# Goal of the exercise
Extract from the listing each line in which the word "this" appears.
☆ ☆ ☆ ☆ ☆ ☆ ☆
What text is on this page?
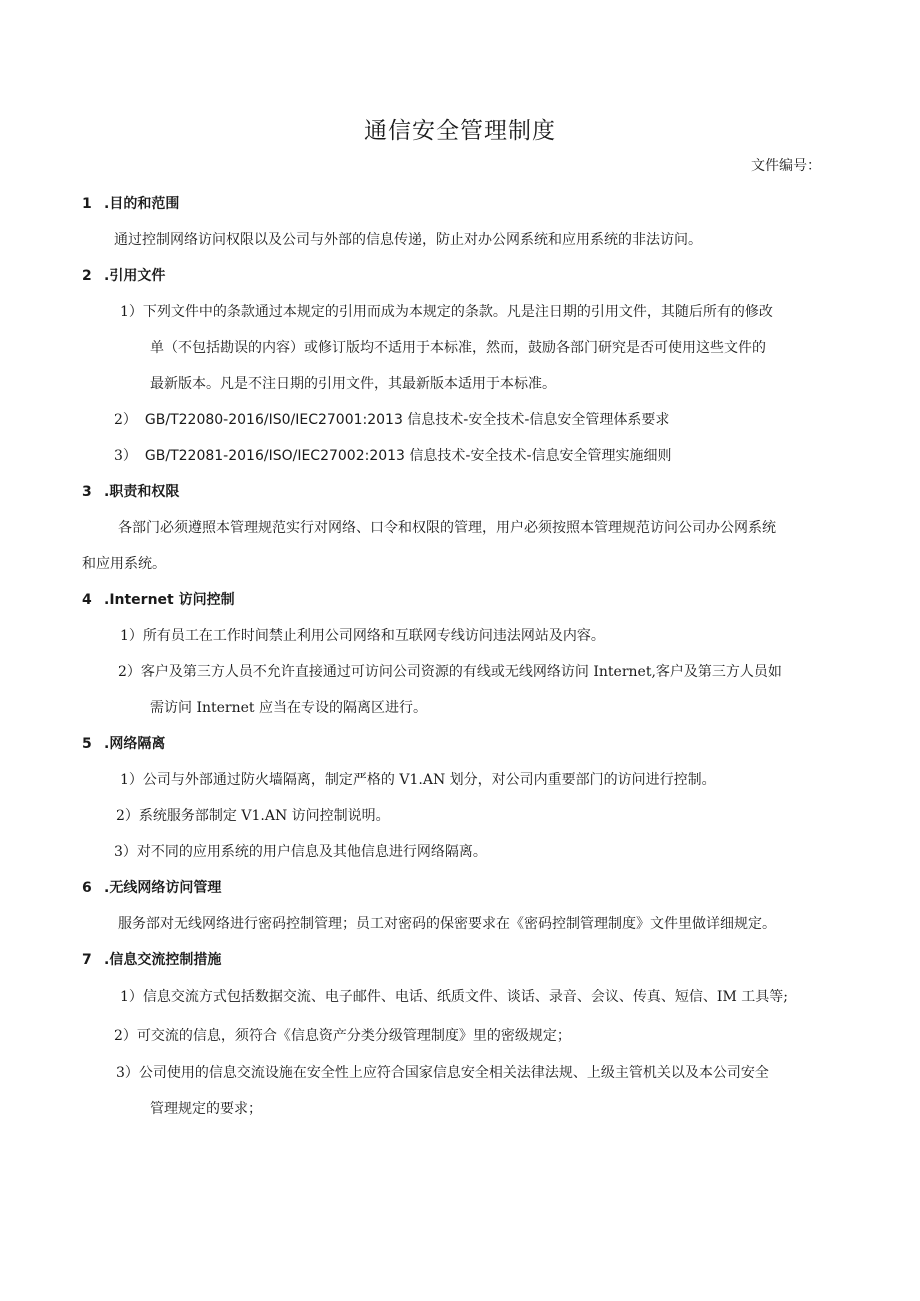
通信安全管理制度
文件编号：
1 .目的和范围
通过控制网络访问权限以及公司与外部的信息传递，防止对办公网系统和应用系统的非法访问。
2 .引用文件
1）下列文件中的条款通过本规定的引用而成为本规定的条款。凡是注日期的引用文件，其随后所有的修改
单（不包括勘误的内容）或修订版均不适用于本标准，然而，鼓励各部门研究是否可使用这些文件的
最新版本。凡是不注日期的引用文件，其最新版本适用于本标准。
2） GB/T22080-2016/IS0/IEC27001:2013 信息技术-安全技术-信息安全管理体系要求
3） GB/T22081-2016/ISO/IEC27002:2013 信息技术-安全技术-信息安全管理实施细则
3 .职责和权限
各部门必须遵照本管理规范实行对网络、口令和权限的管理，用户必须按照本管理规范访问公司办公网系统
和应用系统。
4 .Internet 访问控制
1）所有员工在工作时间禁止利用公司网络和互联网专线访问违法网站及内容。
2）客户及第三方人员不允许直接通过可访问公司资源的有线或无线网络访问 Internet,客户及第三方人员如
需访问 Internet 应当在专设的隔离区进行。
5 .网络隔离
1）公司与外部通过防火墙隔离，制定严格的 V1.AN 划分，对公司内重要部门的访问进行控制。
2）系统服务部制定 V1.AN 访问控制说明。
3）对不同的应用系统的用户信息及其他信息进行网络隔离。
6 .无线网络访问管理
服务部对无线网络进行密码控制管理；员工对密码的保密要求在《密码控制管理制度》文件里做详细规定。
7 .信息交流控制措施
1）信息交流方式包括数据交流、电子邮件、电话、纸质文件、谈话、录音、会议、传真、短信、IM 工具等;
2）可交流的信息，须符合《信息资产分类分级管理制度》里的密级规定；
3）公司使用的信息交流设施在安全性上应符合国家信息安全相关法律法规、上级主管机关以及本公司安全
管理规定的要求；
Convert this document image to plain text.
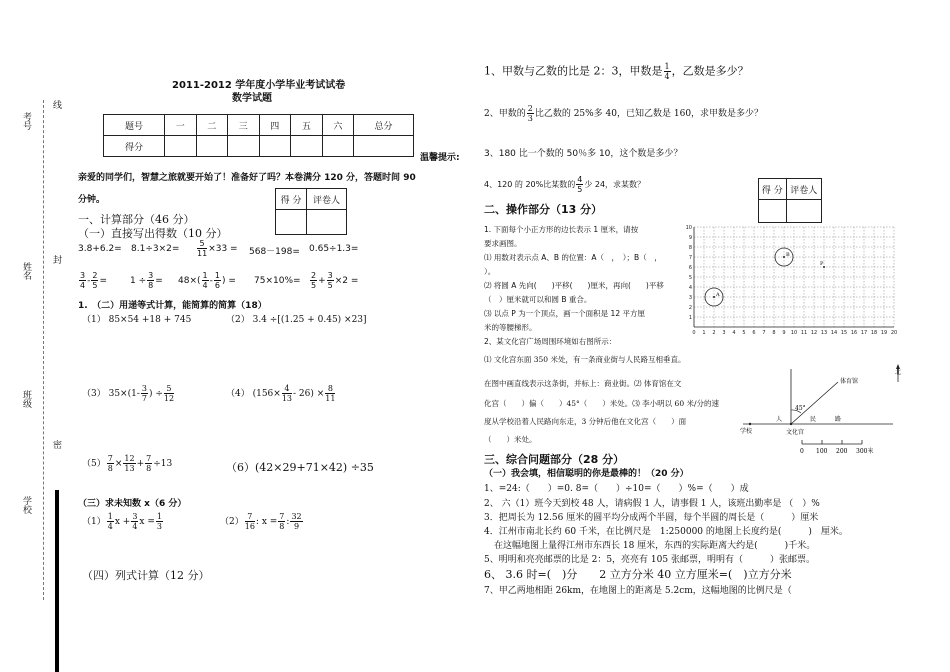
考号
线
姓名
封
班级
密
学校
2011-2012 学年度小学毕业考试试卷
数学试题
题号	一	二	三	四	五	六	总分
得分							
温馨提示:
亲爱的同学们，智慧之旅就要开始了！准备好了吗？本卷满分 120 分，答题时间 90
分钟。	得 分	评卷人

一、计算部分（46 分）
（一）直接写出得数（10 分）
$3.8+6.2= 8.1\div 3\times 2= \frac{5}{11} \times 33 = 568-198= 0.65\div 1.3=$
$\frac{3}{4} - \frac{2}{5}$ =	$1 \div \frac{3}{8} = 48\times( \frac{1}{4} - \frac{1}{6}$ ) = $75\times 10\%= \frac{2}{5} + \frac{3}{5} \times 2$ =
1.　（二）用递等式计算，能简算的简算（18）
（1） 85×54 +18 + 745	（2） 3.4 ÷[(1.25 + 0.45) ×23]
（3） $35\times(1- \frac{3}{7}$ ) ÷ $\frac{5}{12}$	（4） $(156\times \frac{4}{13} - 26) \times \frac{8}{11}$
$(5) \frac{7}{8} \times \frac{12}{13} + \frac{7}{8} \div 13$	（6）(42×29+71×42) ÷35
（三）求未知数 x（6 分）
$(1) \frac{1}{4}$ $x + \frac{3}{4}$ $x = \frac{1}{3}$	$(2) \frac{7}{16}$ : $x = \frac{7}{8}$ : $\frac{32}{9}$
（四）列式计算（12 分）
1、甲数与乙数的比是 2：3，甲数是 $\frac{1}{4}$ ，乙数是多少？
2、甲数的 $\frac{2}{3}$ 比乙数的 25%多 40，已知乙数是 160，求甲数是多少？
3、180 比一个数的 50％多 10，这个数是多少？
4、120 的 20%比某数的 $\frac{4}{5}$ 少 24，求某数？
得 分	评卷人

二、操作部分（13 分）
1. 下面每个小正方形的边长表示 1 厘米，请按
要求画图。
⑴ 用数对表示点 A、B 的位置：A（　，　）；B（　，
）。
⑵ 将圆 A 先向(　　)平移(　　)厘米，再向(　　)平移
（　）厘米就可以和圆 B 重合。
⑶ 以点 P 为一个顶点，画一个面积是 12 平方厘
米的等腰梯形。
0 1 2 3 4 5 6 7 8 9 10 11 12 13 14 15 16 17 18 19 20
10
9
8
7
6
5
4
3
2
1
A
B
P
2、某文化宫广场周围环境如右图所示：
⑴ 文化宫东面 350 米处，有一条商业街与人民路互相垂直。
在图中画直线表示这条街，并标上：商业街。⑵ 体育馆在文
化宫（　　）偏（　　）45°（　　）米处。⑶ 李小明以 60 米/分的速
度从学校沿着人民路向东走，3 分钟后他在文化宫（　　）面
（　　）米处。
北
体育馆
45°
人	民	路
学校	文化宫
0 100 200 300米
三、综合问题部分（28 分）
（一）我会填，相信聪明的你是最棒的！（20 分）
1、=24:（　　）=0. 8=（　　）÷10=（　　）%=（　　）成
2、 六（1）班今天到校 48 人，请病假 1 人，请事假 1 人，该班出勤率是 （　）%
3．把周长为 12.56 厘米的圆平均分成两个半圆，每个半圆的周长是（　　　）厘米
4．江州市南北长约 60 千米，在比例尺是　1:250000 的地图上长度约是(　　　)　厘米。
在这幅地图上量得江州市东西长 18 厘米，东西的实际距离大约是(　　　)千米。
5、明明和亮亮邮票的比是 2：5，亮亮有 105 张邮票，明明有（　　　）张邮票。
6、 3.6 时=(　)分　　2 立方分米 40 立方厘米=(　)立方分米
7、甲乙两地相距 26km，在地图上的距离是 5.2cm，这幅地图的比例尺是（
☆ ☆ ☆ ☆ ☆ ☆ ☆
# Final answer
What text is on this page?
Convert this document image to plain text.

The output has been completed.